Your goal >> Transcribe the data that follows precisely, omitting nothing.

□ □ □ □ □ □ □

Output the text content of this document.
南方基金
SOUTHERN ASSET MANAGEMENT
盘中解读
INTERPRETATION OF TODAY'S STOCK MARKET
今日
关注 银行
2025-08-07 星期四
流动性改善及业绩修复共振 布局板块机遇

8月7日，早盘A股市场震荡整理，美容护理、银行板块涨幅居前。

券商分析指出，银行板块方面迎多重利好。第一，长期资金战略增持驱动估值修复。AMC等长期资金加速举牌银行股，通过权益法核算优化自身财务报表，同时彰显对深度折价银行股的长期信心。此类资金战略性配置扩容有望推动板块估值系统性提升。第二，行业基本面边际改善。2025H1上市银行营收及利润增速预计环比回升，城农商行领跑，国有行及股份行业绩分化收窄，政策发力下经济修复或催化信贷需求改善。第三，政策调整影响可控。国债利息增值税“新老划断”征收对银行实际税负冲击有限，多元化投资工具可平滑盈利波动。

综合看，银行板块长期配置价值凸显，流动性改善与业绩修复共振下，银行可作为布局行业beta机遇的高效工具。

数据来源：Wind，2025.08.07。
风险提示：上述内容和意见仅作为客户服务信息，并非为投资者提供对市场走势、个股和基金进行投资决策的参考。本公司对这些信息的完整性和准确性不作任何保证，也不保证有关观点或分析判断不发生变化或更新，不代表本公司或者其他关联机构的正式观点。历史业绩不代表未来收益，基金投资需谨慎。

□ □ □ □ □ □ □

Exercise response >>
Output the text content of this document.
南方基金
SOUTHERN ASSET MANAGEMENT
盘中解读
INTERPRETATION OF TODAY'S STOCK MARKET
今日
关注 银行
2025-08-07 星期四
流动性改善及业绩修复共振 布局板块机遇

8月7日，早盘A股市场震荡整理，美容护理、银行板块涨幅居前。

券商分析指出，银行板块方面迎多重利好。第一，长期资金战略增持驱动估值修复。AMC等长期资金加速举牌银行股，通过权益法核算优化自身财务报表，同时彰显对深度折价银行股的长期信心。此类资金战略性配置扩容有望推动板块估值系统性提升。第二，行业基本面边际改善。2025H1上市银行营收及利润增速预计环比回升，城农商行领跑，国有行及股份行业绩分化收窄，政策发力下经济修复或催化信贷需求改善。第三，政策调整影响可控。国债利息增值税“新老划断”征收对银行实际税负冲击有限，多元化投资工具可平滑盈利波动。

综合看，银行板块长期配置价值凸显，流动性改善与业绩修复共振下，银行可作为布局行业beta机遇的高效工具。

数据来源：Wind，2025.08.07。
风险提示：上述内容和意见仅作为客户服务信息，并非为投资者提供对市场走势、个股和基金进行投资决策的参考。本公司对这些信息的完整性和准确性不作任何保证，也不保证有关观点或分析判断不发生变化或更新，不代表本公司或者其他关联机构的正式观点。历史业绩不代表未来收益，基金投资需谨慎。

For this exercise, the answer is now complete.